■ **Instructions**:
**A.** Transcribe the stretch from "General Strategies in" through "end organ perfusion." in the passage on complications after hip or knee surgery.
**B.** According to the passage on complications after hip or knee surgery, what range does the incidence of postoperative acute renal failure fall within?
**C.** Put this sentence from the passage on complications after hip or knee surgery into Spanish: "The most effective intravascular volume repletion is achieved with packed red blood cells."

■ **Passage to read**:
:::
From the practical viewpoint, patients with prolonged gastrointestinal problems after major hip or knee surgery are at risk for overanticoagulation or underanticoagulation if Coumadin is used as the antithromboembolic agent. In circumstances where oral intake is compromised for a prolonged period of time after operation, often injectable antithrombotic agents, such as low molecular weight heparin, are preferred.
RENAL COMPLICATIONS
The incidence of postoperative acute renal failure (ARF) ranges from 1.1% to 17%.29 Patients undergoing hip and knee procedures are at risk for ARF due to blood loss, volume depletion, intraoperative anesthesia, mechanical ventilation, fluid shifts, and sepsis.
Preventing the Development of Acute Renal Failure After Hip or Knee Surgery Identifying risk factors (age, history of renal or ventricular dysfunction) and perioperative management of hemodynamics, oxygenation, and nephrotoxic agents is important in preventing postoperative ARF. In general, patients fall into one of three categories: patients with known chronic kidney disease, patients with normal renal function, and patients at high risk for renal dysfunction. The last group tends to be patients with long-standing hypertension and/or diabetes who have pathological renal disease that is not clinically evident. This group of patients has a notable risk of developing ARF because small variations in fluid or use of nephrotoxic agents may precipitate renal failure.
General Strategies in Preventing Acute Renal Failure Postoperatively
- Adequate hydration and prevention of hypovolemia: Avoiding dehydration, hypovolemia and hypotension, decreased renal blood flow. By restoring adequate renal perfusion through volume expansion, most incidents of prerenal failure and acute tubular necrosis (ATN) can be prevented. The most effective intravascular volume repletion is achieved with packed red blood cells. Isotonic crystalloids including 0.9% sodium chloride, lactated Ringer, and isotonic sodium bicarbonate solutions will also remain intravascular and increase renal perfusion more than hypotonic solutions. Colloid-containing fluids may be used in certain circumstances such as liver failure or patients with nephrotic syndrome. Intravenous fluid solutions containing water and glucose will do little or nothing to increase end organ perfusion.
- Avoidance of nephrotoxic agents: Many medications/toxins may precipitate renal failure (Table 3.2). Although, most of these medications can be continued safely in healthy patients without the development of postoperative renal dysfunction, monitoring of urine output, blood urea nitrogen, and creatinine levels is advised. The use of NSAIDs perioperatively only transiently affects kidney function in healthy individuals. Therefore, NSAIDs need not be held in healthy patients perioperatively.30 However, they should be held if excessive bleeding is anticipated, especially in patients with known renal disease.
:::
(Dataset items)
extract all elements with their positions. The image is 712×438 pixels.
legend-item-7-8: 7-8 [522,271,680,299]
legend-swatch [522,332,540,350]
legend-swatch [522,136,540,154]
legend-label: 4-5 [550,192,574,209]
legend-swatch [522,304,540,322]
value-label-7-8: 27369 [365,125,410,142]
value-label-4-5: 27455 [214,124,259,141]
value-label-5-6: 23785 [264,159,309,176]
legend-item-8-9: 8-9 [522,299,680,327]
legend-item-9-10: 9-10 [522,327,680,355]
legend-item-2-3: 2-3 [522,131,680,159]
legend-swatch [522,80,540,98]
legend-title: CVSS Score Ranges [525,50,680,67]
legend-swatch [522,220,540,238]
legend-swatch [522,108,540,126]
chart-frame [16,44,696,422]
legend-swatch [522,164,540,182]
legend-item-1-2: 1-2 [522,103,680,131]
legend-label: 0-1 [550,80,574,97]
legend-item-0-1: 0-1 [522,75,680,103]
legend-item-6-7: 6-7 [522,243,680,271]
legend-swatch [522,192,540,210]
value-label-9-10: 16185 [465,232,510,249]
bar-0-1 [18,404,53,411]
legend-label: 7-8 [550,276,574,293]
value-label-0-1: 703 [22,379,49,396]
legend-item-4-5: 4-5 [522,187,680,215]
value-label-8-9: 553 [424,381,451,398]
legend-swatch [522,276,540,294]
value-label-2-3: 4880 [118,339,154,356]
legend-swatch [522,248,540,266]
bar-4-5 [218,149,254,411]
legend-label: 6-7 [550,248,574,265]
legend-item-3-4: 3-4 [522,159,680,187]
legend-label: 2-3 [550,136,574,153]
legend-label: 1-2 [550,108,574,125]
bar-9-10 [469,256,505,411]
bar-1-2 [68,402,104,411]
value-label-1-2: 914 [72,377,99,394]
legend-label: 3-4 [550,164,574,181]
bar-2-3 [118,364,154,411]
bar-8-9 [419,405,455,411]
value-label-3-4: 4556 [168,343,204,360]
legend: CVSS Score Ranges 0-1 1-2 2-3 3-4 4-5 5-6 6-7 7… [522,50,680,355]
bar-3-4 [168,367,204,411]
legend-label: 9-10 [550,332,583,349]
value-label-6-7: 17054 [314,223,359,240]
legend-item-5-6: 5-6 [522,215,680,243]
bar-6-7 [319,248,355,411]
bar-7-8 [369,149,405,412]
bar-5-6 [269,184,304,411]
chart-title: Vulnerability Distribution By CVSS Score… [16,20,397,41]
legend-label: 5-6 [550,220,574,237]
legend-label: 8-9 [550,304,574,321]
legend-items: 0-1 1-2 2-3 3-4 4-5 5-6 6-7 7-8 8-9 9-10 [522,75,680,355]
:::
■ **Answers to each task**:
**A.**
General Strategies in Preventing Acute Renal Failure Postoperatively
- Adequate hydration and prevention of hypovolemia: Avoiding dehydration, hypovolemia and hypotension, decreased renal blood flow. By restoring adequate renal perfusion through volume expansion, most incidents of prerenal failure and acute tubular necrosis (ATN) can be prevented. The most effective intravascular volume repletion is achieved with packed red blood cells. Isotonic crystalloids including 0.9% sodium chloride, lactated Ringer, and isotonic sodium bicarbonate solutions will also remain intravascular and increase renal perfusion more than hypotonic solutions. Colloid-containing fluids may be used in certain circumstances such as liver failure or patients with nephrotic syndrome. Intravenous fluid solutions containing water and glucose will do little or nothing to increase end organ perfusion.

**B.** From 1.1% to 17%.

**C.** La reposición más eficaz del volumen intravascular se logra con concentrados de glóbulos rojos.